• [Set task] Write each record again exactly as it stands.

• [Data supplied]
====================
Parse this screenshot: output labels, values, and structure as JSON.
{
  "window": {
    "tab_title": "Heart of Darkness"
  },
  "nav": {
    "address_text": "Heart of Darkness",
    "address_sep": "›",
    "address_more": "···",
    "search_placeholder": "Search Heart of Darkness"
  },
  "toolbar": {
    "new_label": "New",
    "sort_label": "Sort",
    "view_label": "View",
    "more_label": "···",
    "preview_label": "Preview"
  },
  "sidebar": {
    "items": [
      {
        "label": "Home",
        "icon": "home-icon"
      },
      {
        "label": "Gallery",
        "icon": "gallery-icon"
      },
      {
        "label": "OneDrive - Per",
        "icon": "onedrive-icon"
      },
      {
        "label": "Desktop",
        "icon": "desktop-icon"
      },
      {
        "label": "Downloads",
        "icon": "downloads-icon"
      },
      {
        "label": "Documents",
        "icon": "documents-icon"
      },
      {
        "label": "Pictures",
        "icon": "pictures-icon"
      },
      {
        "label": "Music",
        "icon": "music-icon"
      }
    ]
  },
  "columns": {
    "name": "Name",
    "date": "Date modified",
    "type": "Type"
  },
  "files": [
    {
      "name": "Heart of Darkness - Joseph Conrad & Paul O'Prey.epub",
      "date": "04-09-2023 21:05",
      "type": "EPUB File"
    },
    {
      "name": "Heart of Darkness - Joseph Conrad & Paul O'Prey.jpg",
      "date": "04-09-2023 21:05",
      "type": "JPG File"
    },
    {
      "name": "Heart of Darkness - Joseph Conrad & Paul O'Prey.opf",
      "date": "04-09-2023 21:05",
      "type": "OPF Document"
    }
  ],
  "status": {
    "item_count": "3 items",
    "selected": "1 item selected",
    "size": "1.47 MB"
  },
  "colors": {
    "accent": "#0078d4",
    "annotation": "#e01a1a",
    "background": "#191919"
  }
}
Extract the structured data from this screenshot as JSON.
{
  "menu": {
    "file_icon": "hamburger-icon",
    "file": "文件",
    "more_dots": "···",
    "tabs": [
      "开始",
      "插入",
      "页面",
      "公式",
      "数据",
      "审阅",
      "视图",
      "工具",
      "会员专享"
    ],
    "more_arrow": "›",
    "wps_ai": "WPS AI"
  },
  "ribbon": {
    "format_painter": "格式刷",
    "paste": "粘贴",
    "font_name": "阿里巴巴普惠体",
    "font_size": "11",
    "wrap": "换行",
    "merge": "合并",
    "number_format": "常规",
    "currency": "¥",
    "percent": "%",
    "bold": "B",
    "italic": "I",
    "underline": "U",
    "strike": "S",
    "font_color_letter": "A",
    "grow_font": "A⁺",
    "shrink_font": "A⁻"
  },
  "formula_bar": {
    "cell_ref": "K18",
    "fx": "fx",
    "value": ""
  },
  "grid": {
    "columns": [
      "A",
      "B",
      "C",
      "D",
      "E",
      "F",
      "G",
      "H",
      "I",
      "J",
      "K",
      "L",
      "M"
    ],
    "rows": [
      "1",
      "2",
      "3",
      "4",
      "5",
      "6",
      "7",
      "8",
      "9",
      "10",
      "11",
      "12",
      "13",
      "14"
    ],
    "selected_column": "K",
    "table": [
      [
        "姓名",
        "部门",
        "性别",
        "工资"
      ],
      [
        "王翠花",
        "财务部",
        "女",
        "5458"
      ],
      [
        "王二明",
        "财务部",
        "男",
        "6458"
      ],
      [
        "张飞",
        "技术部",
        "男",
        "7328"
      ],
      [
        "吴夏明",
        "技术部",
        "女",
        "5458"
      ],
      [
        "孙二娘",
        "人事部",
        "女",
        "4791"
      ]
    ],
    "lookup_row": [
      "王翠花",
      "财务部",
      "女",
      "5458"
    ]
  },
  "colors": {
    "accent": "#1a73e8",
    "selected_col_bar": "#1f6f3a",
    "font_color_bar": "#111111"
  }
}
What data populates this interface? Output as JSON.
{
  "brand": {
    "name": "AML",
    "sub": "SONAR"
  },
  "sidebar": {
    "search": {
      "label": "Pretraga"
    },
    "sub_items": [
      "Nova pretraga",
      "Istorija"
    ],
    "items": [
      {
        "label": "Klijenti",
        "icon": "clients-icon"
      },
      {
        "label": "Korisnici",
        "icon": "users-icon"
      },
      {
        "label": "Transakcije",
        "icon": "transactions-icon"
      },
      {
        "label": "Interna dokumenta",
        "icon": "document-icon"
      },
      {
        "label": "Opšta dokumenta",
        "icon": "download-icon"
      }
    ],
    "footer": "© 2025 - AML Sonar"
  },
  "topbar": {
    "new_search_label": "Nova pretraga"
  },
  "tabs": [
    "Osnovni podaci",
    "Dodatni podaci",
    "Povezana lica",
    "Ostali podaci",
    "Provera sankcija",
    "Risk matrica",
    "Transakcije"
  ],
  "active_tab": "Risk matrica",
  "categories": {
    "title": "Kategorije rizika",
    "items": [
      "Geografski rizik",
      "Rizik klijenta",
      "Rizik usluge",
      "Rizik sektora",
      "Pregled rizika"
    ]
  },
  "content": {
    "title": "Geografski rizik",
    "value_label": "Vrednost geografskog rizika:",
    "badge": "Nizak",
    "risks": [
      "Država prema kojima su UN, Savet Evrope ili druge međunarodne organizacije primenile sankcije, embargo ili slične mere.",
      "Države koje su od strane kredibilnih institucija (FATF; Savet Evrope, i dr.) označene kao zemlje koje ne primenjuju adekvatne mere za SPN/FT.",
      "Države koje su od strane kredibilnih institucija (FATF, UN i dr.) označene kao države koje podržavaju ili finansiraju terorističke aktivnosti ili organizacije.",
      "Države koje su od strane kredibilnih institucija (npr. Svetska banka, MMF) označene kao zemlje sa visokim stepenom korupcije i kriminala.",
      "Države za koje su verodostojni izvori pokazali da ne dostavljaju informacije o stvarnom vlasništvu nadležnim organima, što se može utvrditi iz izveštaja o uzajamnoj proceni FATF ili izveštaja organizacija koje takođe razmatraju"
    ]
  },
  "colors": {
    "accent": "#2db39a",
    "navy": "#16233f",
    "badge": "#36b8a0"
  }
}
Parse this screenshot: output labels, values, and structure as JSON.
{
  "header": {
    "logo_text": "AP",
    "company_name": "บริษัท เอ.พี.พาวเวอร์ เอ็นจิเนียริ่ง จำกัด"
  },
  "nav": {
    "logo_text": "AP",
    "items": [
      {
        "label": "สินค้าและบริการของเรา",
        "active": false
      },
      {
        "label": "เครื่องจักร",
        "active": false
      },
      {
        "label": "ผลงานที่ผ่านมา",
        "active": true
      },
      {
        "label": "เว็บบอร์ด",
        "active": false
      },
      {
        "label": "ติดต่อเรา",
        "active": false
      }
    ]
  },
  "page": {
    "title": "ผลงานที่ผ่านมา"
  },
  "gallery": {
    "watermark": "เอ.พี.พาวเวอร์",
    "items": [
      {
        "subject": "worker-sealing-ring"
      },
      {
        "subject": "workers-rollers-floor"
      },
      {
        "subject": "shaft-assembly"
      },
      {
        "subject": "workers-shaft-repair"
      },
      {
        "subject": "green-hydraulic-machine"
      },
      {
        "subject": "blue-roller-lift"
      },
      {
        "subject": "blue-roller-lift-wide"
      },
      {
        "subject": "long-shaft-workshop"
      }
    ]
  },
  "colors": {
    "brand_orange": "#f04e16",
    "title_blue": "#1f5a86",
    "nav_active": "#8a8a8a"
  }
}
====================
• [Result for this exercise]
Parse this screenshot: output labels, values, and structure as JSON.
{
  "window": {
    "tab_title": "Heart of Darkness"
  },
  "nav": {
    "address_text": "Heart of Darkness",
    "address_sep": "›",
    "address_more": "···",
    "search_placeholder": "Search Heart of Darkness"
  },
  "toolbar": {
    "new_label": "New",
    "sort_label": "Sort",
    "view_label": "View",
    "more_label": "···",
    "preview_label": "Preview"
  },
  "sidebar": {
    "items": [
      {
        "label": "Home",
        "icon": "home-icon"
      },
      {
        "label": "Gallery",
        "icon": "gallery-icon"
      },
      {
        "label": "OneDrive - Per",
        "icon": "onedrive-icon"
      },
      {
        "label": "Desktop",
        "icon": "desktop-icon"
      },
      {
        "label": "Downloads",
        "icon": "downloads-icon"
      },
      {
        "label": "Documents",
        "icon": "documents-icon"
      },
      {
        "label": "Pictures",
        "icon": "pictures-icon"
      },
      {
        "label": "Music",
        "icon": "music-icon"
      }
    ]
  },
  "columns": {
    "name": "Name",
    "date": "Date modified",
    "type": "Type"
  },
  "files": [
    {
      "name": "Heart of Darkness - Joseph Conrad & Paul O'Prey.epub",
      "date": "04-09-2023 21:05",
      "type": "EPUB File"
    },
    {
      "name": "Heart of Darkness - Joseph Conrad & Paul O'Prey.jpg",
      "date": "04-09-2023 21:05",
      "type": "JPG File"
    },
    {
      "name": "Heart of Darkness - Joseph Conrad & Paul O'Prey.opf",
      "date": "04-09-2023 21:05",
      "type": "OPF Document"
    }
  ],
  "status": {
    "item_count": "3 items",
    "selected": "1 item selected",
    "size": "1.47 MB"
  },
  "colors": {
    "accent": "#0078d4",
    "annotation": "#e01a1a",
    "background": "#191919"
  }
}
Extract the structured data from this screenshot as JSON.
{
  "menu": {
    "file_icon": "hamburger-icon",
    "file": "文件",
    "more_dots": "···",
    "tabs": [
      "开始",
      "插入",
      "页面",
      "公式",
      "数据",
      "审阅",
      "视图",
      "工具",
      "会员专享"
    ],
    "more_arrow": "›",
    "wps_ai": "WPS AI"
  },
  "ribbon": {
    "format_painter": "格式刷",
    "paste": "粘贴",
    "font_name": "阿里巴巴普惠体",
    "font_size": "11",
    "wrap": "换行",
    "merge": "合并",
    "number_format": "常规",
    "currency": "¥",
    "percent": "%",
    "bold": "B",
    "italic": "I",
    "underline": "U",
    "strike": "S",
    "font_color_letter": "A",
    "grow_font": "A⁺",
    "shrink_font": "A⁻"
  },
  "formula_bar": {
    "cell_ref": "K18",
    "fx": "fx",
    "value": ""
  },
  "grid": {
    "columns": [
      "A",
      "B",
      "C",
      "D",
      "E",
      "F",
      "G",
      "H",
      "I",
      "J",
      "K",
      "L",
      "M"
    ],
    "rows": [
      "1",
      "2",
      "3",
      "4",
      "5",
      "6",
      "7",
      "8",
      "9",
      "10",
      "11",
      "12",
      "13",
      "14"
    ],
    "selected_column": "K",
    "table": [
      [
        "姓名",
        "部门",
        "性别",
        "工资"
      ],
      [
        "王翠花",
        "财务部",
        "女",
        "5458"
      ],
      [
        "王二明",
        "财务部",
        "男",
        "6458"
      ],
      [
        "张飞",
        "技术部",
        "男",
        "7328"
      ],
      [
        "吴夏明",
        "技术部",
        "女",
        "5458"
      ],
      [
        "孙二娘",
        "人事部",
        "女",
        "4791"
      ]
    ],
    "lookup_row": [
      "王翠花",
      "财务部",
      "女",
      "5458"
    ]
  },
  "colors": {
    "accent": "#1a73e8",
    "selected_col_bar": "#1f6f3a",
    "font_color_bar": "#111111"
  }
}
What data populates this interface? Output as JSON.
{
  "brand": {
    "name": "AML",
    "sub": "SONAR"
  },
  "sidebar": {
    "search": {
      "label": "Pretraga"
    },
    "sub_items": [
      "Nova pretraga",
      "Istorija"
    ],
    "items": [
      {
        "label": "Klijenti",
        "icon": "clients-icon"
      },
      {
        "label": "Korisnici",
        "icon": "users-icon"
      },
      {
        "label": "Transakcije",
        "icon": "transactions-icon"
      },
      {
        "label": "Interna dokumenta",
        "icon": "document-icon"
      },
      {
        "label": "Opšta dokumenta",
        "icon": "download-icon"
      }
    ],
    "footer": "© 2025 - AML Sonar"
  },
  "topbar": {
    "new_search_label": "Nova pretraga"
  },
  "tabs": [
    "Osnovni podaci",
    "Dodatni podaci",
    "Povezana lica",
    "Ostali podaci",
    "Provera sankcija",
    "Risk matrica",
    "Transakcije"
  ],
  "active_tab": "Risk matrica",
  "categories": {
    "title": "Kategorije rizika",
    "items": [
      "Geografski rizik",
      "Rizik klijenta",
      "Rizik usluge",
      "Rizik sektora",
      "Pregled rizika"
    ]
  },
  "content": {
    "title": "Geografski rizik",
    "value_label": "Vrednost geografskog rizika:",
    "badge": "Nizak",
    "risks": [
      "Država prema kojima su UN, Savet Evrope ili druge međunarodne organizacije primenile sankcije, embargo ili slične mere.",
      "Države koje su od strane kredibilnih institucija (FATF; Savet Evrope, i dr.) označene kao zemlje koje ne primenjuju adekvatne mere za SPN/FT.",
      "Države koje su od strane kredibilnih institucija (FATF, UN i dr.) označene kao države koje podržavaju ili finansiraju terorističke aktivnosti ili organizacije.",
      "Države koje su od strane kredibilnih institucija (npr. Svetska banka, MMF) označene kao zemlje sa visokim stepenom korupcije i kriminala.",
      "Države za koje su verodostojni izvori pokazali da ne dostavljaju informacije o stvarnom vlasništvu nadležnim organima, što se može utvrditi iz izveštaja o uzajamnoj proceni FATF ili izveštaja organizacija koje takođe razmatraju"
    ]
  },
  "colors": {
    "accent": "#2db39a",
    "navy": "#16233f",
    "badge": "#36b8a0"
  }
}
Parse this screenshot: output labels, values, and structure as JSON.
{
  "header": {
    "logo_text": "AP",
    "company_name": "บริษัท เอ.พี.พาวเวอร์ เอ็นจิเนียริ่ง จำกัด"
  },
  "nav": {
    "logo_text": "AP",
    "items": [
      {
        "label": "สินค้าและบริการของเรา",
        "active": false
      },
      {
        "label": "เครื่องจักร",
        "active": false
      },
      {
        "label": "ผลงานที่ผ่านมา",
        "active": true
      },
      {
        "label": "เว็บบอร์ด",
        "active": false
      },
      {
        "label": "ติดต่อเรา",
        "active": false
      }
    ]
  },
  "page": {
    "title": "ผลงานที่ผ่านมา"
  },
  "gallery": {
    "watermark": "เอ.พี.พาวเวอร์",
    "items": [
      {
        "subject": "worker-sealing-ring"
      },
      {
        "subject": "workers-rollers-floor"
      },
      {
        "subject": "shaft-assembly"
      },
      {
        "subject": "workers-shaft-repair"
      },
      {
        "subject": "green-hydraulic-machine"
      },
      {
        "subject": "blue-roller-lift"
      },
      {
        "subject": "blue-roller-lift-wide"
      },
      {
        "subject": "long-shaft-workshop"
      }
    ]
  },
  "colors": {
    "brand_orange": "#f04e16",
    "title_blue": "#1f5a86",
    "nav_active": "#8a8a8a"
  }
}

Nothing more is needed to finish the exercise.